• Work instructions: Would you return the complete listing below word for word?

• Material:
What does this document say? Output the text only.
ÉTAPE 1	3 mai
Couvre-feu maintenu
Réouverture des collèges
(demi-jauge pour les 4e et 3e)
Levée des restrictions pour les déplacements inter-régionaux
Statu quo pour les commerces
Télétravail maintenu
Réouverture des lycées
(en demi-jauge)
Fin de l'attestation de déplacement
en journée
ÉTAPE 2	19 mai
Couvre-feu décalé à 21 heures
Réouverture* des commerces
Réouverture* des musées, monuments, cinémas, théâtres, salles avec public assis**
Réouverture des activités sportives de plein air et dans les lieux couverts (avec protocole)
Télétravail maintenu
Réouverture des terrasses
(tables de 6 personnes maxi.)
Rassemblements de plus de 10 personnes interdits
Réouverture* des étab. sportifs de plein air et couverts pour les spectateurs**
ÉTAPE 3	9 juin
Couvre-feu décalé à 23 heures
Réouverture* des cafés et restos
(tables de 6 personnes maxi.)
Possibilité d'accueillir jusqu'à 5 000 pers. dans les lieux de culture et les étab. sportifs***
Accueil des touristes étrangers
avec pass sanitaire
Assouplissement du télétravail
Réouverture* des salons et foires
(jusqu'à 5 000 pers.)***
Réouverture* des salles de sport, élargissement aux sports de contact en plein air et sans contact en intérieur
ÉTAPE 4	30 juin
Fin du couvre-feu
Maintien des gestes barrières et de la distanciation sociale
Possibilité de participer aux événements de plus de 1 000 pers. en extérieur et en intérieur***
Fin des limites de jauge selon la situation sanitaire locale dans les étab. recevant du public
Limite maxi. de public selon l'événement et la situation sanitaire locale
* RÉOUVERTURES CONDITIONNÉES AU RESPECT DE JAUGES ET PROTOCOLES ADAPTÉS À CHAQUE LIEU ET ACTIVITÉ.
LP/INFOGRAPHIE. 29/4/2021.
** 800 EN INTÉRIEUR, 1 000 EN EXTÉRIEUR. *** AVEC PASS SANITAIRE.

• Exercise response:
What does this document say? Output the text only.
ÉTAPE 1	3 mai
Couvre-feu maintenu
Réouverture des collèges
(demi-jauge pour les 4e et 3e)
Levée des restrictions pour les déplacements inter-régionaux
Statu quo pour les commerces
Télétravail maintenu
Réouverture des lycées
(en demi-jauge)
Fin de l'attestation de déplacement
en journée
ÉTAPE 2	19 mai
Couvre-feu décalé à 21 heures
Réouverture* des commerces
Réouverture* des musées, monuments, cinémas, théâtres, salles avec public assis**
Réouverture des activités sportives de plein air et dans les lieux couverts (avec protocole)
Télétravail maintenu
Réouverture des terrasses
(tables de 6 personnes maxi.)
Rassemblements de plus de 10 personnes interdits
Réouverture* des étab. sportifs de plein air et couverts pour les spectateurs**
ÉTAPE 3	9 juin
Couvre-feu décalé à 23 heures
Réouverture* des cafés et restos
(tables de 6 personnes maxi.)
Possibilité d'accueillir jusqu'à 5 000 pers. dans les lieux de culture et les étab. sportifs***
Accueil des touristes étrangers
avec pass sanitaire
Assouplissement du télétravail
Réouverture* des salons et foires
(jusqu'à 5 000 pers.)***
Réouverture* des salles de sport, élargissement aux sports de contact en plein air et sans contact en intérieur
ÉTAPE 4	30 juin
Fin du couvre-feu
Maintien des gestes barrières et de la distanciation sociale
Possibilité de participer aux événements de plus de 1 000 pers. en extérieur et en intérieur***
Fin des limites de jauge selon la situation sanitaire locale dans les étab. recevant du public
Limite maxi. de public selon l'événement et la situation sanitaire locale
* RÉOUVERTURES CONDITIONNÉES AU RESPECT DE JAUGES ET PROTOCOLES ADAPTÉS À CHAQUE LIEU ET ACTIVITÉ.
LP/INFOGRAPHIE. 29/4/2021.
** 800 EN INTÉRIEUR, 1 000 EN EXTÉRIEUR. *** AVEC PASS SANITAIRE.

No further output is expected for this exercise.